(Extracted data entries)
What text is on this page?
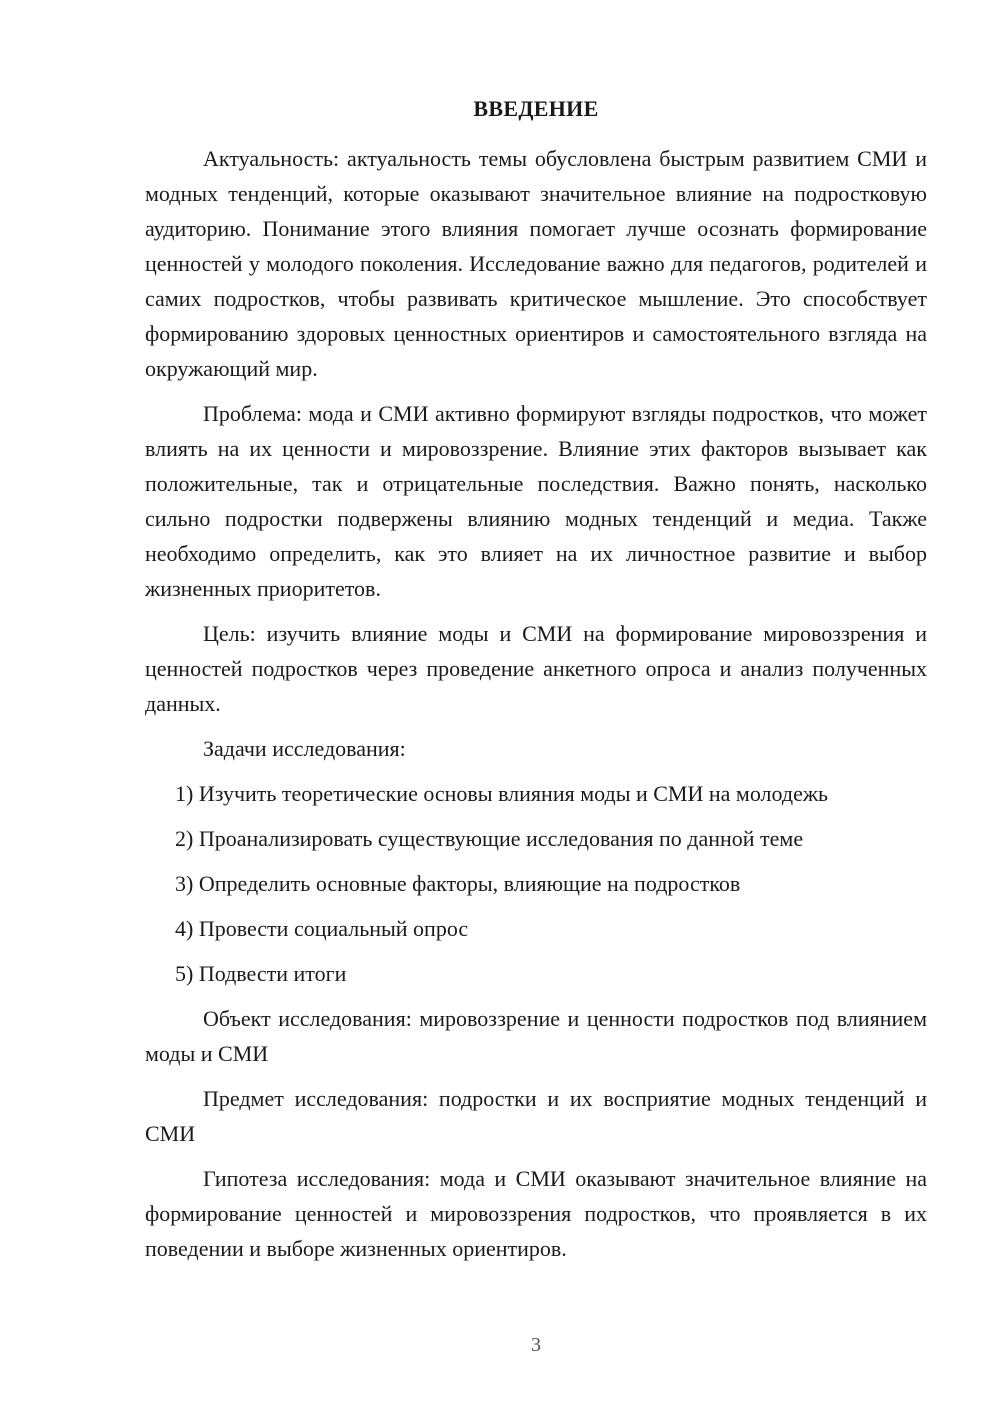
ВВЕДЕНИЕ

Актуальность: актуальность темы обусловлена быстрым развитием СМИ и модных тенденций, которые оказывают значительное влияние на подростковую аудиторию. Понимание этого влияния помогает лучше осознать формирование ценностей у молодого поколения. Исследование важно для педагогов, родителей и самих подростков, чтобы развивать критическое мышление. Это способствует формированию здоровых ценностных ориентиров и самостоятельного взгляда на окружающий мир.

Проблема: мода и СМИ активно формируют взгляды подростков, что может влиять на их ценности и мировоззрение. Влияние этих факторов вызывает как положительные, так и отрицательные последствия. Важно понять, насколько сильно подростки подвержены влиянию модных тенденций и медиа. Также необходимо определить, как это влияет на их личностное развитие и выбор жизненных приоритетов.

Цель: изучить влияние моды и СМИ на формирование мировоззрения и ценностей подростков через проведение анкетного опроса и анализ полученных данных.

Задачи исследования:

1) Изучить теоретические основы влияния моды и СМИ на молодежь

2) Проанализировать существующие исследования по данной теме

3) Определить основные факторы, влияющие на подростков

4) Провести социальный опрос

5) Подвести итоги

Объект исследования: мировоззрение и ценности подростков под влиянием моды и СМИ

Предмет исследования: подростки и их восприятие модных тенденций и СМИ

Гипотеза исследования: мода и СМИ оказывают значительное влияние на формирование ценностей и мировоззрения подростков, что проявляется в их поведении и выборе жизненных ориентиров.

3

Exercise prompt:
Reproduce all of the material above word for word. Omit the pictures.

Written solution:
What text is on this page?
ВВЕДЕНИЕ

Актуальность: актуальность темы обусловлена быстрым развитием СМИ и модных тенденций, которые оказывают значительное влияние на подростковую аудиторию. Понимание этого влияния помогает лучше осознать формирование ценностей у молодого поколения. Исследование важно для педагогов, родителей и самих подростков, чтобы развивать критическое мышление. Это способствует формированию здоровых ценностных ориентиров и самостоятельного взгляда на окружающий мир.

Проблема: мода и СМИ активно формируют взгляды подростков, что может влиять на их ценности и мировоззрение. Влияние этих факторов вызывает как положительные, так и отрицательные последствия. Важно понять, насколько сильно подростки подвержены влиянию модных тенденций и медиа. Также необходимо определить, как это влияет на их личностное развитие и выбор жизненных приоритетов.

Цель: изучить влияние моды и СМИ на формирование мировоззрения и ценностей подростков через проведение анкетного опроса и анализ полученных данных.

Задачи исследования:

1) Изучить теоретические основы влияния моды и СМИ на молодежь

2) Проанализировать существующие исследования по данной теме

3) Определить основные факторы, влияющие на подростков

4) Провести социальный опрос

5) Подвести итоги

Объект исследования: мировоззрение и ценности подростков под влиянием моды и СМИ

Предмет исследования: подростки и их восприятие модных тенденций и СМИ

Гипотеза исследования: мода и СМИ оказывают значительное влияние на формирование ценностей и мировоззрения подростков, что проявляется в их поведении и выборе жизненных ориентиров.

3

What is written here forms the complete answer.